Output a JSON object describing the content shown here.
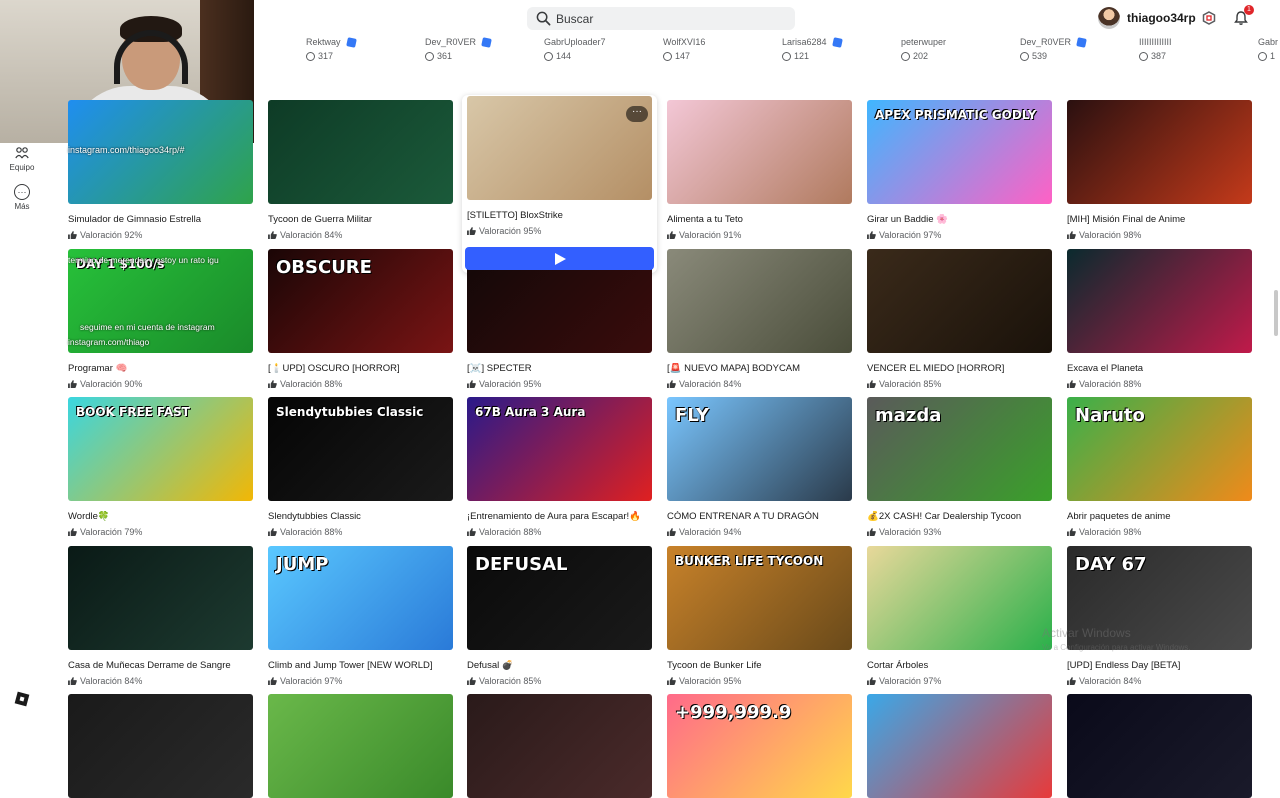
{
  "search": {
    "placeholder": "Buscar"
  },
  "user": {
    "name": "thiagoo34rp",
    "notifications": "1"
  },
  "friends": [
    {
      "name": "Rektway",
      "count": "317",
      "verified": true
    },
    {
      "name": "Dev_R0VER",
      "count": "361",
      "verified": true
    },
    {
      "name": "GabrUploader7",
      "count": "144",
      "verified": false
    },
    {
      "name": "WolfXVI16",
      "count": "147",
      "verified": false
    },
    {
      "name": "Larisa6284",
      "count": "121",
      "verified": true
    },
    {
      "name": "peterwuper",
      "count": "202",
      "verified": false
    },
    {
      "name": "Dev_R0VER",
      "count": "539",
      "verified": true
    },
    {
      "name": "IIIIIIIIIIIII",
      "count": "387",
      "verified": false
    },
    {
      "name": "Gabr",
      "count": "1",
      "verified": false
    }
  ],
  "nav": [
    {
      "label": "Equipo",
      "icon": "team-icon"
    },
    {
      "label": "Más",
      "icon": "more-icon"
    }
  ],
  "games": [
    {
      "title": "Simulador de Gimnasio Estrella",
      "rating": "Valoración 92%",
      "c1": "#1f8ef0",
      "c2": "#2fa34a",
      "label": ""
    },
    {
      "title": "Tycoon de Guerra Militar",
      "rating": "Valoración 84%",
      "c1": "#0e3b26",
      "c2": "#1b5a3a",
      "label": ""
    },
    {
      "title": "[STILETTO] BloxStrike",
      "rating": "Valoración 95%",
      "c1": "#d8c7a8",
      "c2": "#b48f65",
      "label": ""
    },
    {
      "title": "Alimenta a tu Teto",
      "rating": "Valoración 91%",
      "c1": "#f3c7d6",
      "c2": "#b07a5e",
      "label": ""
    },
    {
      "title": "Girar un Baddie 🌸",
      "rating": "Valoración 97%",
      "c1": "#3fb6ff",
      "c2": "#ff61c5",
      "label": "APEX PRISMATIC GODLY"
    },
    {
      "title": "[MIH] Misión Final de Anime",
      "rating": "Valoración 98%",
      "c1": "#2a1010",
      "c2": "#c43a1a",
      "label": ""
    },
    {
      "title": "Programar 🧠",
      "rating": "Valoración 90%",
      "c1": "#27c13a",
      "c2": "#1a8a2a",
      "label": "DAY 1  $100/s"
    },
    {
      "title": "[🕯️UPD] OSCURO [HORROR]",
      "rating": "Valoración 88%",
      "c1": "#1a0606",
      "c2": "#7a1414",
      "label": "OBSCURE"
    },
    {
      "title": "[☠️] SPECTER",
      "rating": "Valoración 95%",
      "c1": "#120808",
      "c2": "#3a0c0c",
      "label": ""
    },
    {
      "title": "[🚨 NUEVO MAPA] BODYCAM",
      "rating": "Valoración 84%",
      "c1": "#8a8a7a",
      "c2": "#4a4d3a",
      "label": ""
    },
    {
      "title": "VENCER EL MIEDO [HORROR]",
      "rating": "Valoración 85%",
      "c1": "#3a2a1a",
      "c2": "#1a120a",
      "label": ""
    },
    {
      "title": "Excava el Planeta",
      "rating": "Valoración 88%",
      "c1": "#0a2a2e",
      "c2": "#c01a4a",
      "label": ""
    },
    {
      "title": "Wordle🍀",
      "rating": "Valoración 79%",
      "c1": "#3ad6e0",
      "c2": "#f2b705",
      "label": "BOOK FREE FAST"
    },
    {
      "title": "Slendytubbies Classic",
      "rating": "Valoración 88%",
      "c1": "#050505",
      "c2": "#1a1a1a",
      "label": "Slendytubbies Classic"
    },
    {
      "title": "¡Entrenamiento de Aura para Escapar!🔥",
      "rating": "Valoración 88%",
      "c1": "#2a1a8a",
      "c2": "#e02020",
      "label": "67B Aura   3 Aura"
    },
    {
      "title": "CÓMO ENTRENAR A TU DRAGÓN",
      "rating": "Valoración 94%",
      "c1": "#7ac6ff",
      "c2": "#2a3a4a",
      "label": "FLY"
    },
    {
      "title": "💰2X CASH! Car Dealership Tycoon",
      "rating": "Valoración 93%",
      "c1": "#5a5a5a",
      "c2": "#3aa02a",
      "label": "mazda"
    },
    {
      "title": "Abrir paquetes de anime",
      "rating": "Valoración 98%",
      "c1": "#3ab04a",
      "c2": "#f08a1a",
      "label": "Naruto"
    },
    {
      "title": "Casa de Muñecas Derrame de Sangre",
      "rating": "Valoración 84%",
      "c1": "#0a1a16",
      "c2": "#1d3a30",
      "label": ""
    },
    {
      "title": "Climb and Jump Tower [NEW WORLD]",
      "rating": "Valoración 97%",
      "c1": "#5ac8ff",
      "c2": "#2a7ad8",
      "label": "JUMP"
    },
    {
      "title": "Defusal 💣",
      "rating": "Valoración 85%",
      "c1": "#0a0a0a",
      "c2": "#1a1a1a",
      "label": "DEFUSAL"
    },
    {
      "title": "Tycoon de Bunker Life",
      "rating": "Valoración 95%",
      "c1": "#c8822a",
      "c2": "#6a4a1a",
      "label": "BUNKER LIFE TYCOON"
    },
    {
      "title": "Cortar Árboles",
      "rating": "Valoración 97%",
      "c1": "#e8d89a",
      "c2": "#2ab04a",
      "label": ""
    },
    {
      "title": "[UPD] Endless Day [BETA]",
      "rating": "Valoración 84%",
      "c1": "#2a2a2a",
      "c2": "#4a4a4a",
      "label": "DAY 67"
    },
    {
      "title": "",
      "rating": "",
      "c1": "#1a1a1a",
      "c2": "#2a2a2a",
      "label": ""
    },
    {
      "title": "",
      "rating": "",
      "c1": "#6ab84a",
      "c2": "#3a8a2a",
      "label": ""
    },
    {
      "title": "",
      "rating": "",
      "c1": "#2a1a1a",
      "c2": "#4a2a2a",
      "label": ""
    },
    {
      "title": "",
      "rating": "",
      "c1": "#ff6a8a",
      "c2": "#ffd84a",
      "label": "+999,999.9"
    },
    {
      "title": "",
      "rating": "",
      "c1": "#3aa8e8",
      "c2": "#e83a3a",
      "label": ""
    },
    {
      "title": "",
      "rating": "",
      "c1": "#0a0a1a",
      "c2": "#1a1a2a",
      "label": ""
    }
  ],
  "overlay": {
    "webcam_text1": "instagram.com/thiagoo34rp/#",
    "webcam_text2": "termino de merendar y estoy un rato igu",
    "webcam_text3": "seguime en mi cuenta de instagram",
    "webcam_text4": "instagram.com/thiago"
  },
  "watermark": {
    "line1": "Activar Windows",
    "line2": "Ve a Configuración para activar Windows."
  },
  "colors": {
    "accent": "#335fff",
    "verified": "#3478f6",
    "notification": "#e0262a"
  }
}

·····

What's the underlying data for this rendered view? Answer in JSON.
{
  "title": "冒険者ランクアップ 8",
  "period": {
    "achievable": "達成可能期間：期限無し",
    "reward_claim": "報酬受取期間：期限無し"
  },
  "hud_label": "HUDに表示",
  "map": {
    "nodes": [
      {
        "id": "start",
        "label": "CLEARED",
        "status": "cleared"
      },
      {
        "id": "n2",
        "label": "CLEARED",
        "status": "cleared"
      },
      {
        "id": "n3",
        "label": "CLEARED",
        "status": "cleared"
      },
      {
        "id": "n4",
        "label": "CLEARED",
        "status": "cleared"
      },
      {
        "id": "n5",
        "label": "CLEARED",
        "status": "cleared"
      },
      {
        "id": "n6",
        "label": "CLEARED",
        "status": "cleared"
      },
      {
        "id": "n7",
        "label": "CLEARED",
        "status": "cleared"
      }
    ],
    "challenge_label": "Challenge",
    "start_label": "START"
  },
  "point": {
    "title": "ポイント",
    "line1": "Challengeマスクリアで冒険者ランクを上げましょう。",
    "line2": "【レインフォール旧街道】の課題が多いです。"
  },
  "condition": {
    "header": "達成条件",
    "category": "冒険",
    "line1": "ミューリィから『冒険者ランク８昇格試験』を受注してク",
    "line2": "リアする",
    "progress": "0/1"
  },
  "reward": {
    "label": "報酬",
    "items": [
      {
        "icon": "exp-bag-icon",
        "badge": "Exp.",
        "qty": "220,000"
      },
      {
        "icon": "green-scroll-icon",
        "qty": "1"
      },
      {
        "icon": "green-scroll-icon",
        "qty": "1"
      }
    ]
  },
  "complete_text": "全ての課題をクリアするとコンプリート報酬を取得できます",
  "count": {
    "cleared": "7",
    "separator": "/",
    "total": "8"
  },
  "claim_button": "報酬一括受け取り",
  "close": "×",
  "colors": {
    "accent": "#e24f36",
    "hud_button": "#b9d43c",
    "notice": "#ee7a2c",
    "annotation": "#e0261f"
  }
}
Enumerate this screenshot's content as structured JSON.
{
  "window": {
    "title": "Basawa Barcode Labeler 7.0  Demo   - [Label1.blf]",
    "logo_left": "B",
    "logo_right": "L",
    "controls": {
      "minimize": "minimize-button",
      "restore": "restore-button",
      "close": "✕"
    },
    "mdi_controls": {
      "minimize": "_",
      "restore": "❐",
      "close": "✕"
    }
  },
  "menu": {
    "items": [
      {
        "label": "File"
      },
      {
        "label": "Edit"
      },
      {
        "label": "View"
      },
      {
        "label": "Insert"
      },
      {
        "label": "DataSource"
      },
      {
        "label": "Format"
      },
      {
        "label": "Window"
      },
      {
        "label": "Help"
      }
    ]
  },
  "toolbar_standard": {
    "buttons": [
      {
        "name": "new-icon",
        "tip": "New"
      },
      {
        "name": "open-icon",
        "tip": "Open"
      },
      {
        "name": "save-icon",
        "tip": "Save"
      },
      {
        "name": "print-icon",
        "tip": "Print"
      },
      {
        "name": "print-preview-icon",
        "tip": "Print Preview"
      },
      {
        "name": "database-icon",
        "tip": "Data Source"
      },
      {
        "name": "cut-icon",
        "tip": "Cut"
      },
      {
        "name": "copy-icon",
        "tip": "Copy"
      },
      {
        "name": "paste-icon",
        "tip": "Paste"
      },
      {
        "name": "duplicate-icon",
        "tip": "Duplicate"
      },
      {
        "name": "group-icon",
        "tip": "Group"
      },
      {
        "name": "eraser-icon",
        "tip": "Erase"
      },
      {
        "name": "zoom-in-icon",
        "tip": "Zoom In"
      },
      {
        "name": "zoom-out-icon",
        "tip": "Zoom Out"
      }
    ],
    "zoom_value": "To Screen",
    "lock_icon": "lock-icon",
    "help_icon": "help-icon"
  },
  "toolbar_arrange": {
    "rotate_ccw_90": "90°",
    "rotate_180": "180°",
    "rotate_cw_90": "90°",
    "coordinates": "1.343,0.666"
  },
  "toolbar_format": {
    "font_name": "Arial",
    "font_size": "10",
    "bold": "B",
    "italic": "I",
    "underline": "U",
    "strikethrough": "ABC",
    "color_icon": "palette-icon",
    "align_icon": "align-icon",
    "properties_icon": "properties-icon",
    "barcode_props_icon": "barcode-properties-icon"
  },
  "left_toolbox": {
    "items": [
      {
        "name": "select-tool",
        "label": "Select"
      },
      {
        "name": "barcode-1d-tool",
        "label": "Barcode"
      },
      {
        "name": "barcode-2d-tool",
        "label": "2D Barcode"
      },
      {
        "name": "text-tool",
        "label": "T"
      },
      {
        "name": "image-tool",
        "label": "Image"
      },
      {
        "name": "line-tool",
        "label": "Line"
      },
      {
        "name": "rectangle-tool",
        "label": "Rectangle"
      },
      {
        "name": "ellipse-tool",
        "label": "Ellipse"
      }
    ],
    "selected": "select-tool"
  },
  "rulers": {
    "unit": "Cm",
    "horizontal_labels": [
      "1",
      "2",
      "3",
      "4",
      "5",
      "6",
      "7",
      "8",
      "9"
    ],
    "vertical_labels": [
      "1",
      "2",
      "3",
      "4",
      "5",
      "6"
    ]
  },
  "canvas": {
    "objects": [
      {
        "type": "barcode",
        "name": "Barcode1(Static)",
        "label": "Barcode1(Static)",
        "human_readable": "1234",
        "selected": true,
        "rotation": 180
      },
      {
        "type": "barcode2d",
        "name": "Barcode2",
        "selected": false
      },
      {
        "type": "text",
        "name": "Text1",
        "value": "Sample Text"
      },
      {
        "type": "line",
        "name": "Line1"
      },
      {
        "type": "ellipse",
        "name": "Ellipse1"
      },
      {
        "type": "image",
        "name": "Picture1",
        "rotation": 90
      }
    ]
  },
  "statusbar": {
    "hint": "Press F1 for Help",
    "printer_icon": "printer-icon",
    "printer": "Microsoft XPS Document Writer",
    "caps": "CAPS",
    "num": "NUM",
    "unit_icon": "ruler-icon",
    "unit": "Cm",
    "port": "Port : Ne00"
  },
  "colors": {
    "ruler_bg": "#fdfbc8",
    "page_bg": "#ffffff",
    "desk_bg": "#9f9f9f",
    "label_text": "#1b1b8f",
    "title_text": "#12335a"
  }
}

·····

INSTRUCTIONS TO FOLLOW:
Write out every line of the preceding listing that contains "Windows".

FULL OUTPUT:
    "line1": "Activar Windows",
    "line2": "Ve a Configuración para activar Windows."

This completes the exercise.